> _EXERCISE OBJECTIVE_:
Report how many lines of the records below include the word "icon". Give nothing but the number.

>> Begin INPUT

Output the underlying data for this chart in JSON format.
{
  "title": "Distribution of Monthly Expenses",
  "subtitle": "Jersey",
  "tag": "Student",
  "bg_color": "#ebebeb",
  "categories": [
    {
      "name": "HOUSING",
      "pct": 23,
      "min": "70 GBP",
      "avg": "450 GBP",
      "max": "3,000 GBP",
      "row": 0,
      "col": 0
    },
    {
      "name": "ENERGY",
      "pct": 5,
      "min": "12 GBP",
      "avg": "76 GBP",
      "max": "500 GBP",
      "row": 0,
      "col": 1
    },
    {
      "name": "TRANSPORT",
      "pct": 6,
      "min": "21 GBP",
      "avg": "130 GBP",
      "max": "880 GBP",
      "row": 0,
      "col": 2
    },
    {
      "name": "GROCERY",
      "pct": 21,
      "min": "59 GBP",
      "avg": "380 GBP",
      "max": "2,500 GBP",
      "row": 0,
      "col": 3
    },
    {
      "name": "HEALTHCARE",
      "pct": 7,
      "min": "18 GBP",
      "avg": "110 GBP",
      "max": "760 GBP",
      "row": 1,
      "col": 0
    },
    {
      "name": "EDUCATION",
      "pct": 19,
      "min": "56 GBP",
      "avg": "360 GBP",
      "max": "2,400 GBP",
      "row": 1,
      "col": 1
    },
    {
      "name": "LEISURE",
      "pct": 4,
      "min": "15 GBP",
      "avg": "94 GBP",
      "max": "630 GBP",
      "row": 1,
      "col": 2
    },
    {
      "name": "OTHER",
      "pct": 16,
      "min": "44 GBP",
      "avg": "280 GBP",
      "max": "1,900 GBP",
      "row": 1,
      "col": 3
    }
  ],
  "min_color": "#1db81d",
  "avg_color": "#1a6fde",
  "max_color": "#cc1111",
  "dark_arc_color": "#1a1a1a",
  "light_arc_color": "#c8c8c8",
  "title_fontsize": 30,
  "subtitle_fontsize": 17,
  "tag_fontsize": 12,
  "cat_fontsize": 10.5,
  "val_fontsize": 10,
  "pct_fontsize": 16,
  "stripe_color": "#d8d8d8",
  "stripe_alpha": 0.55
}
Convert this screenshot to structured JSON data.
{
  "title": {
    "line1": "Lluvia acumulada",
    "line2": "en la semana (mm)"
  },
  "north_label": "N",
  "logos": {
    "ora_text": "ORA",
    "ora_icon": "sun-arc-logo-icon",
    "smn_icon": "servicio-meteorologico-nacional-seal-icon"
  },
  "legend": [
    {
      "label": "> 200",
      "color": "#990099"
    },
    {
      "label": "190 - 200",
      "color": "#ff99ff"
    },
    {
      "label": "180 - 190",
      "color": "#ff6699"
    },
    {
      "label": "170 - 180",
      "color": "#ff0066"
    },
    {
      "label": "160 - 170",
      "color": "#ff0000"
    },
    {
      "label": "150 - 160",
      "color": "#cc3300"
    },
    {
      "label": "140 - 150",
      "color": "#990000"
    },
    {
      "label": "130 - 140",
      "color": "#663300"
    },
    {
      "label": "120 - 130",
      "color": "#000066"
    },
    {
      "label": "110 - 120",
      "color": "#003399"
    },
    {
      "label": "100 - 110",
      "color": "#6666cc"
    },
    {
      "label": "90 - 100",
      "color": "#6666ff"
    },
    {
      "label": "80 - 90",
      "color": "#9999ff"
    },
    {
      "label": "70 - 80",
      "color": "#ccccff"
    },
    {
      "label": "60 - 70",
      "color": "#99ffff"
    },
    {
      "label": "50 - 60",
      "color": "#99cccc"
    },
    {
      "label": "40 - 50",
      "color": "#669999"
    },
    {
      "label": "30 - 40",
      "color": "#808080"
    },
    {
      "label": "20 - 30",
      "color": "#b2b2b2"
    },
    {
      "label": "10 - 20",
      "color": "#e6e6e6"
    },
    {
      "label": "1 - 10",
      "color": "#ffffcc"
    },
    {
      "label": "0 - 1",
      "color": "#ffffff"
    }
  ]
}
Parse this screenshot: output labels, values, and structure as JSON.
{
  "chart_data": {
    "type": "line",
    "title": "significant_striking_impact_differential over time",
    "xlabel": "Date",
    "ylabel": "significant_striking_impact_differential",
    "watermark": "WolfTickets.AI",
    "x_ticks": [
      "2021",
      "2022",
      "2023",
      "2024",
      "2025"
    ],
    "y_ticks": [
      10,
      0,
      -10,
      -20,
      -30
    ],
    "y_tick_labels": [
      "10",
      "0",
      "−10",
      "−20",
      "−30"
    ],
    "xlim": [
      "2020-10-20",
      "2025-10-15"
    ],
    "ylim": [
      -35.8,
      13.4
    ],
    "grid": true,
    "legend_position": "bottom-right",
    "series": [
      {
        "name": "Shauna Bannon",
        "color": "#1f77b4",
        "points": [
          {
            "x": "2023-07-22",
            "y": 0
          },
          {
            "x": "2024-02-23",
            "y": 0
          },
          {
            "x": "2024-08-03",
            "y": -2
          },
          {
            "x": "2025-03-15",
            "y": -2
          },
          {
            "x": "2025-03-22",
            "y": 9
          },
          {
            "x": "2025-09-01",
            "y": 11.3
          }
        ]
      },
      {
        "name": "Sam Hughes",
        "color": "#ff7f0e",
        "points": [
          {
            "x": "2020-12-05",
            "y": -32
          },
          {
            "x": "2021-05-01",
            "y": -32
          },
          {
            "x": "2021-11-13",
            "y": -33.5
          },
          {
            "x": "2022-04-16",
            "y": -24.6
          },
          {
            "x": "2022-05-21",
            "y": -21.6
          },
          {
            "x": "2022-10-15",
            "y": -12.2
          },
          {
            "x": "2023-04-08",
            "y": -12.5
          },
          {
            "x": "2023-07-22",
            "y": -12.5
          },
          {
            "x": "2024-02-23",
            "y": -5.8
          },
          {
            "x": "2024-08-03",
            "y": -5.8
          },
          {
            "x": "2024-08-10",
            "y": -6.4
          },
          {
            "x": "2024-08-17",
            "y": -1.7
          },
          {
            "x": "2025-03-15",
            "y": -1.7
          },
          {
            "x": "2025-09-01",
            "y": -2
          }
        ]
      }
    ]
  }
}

>> End INPUT

> _REPLY TO THE TASK_:
2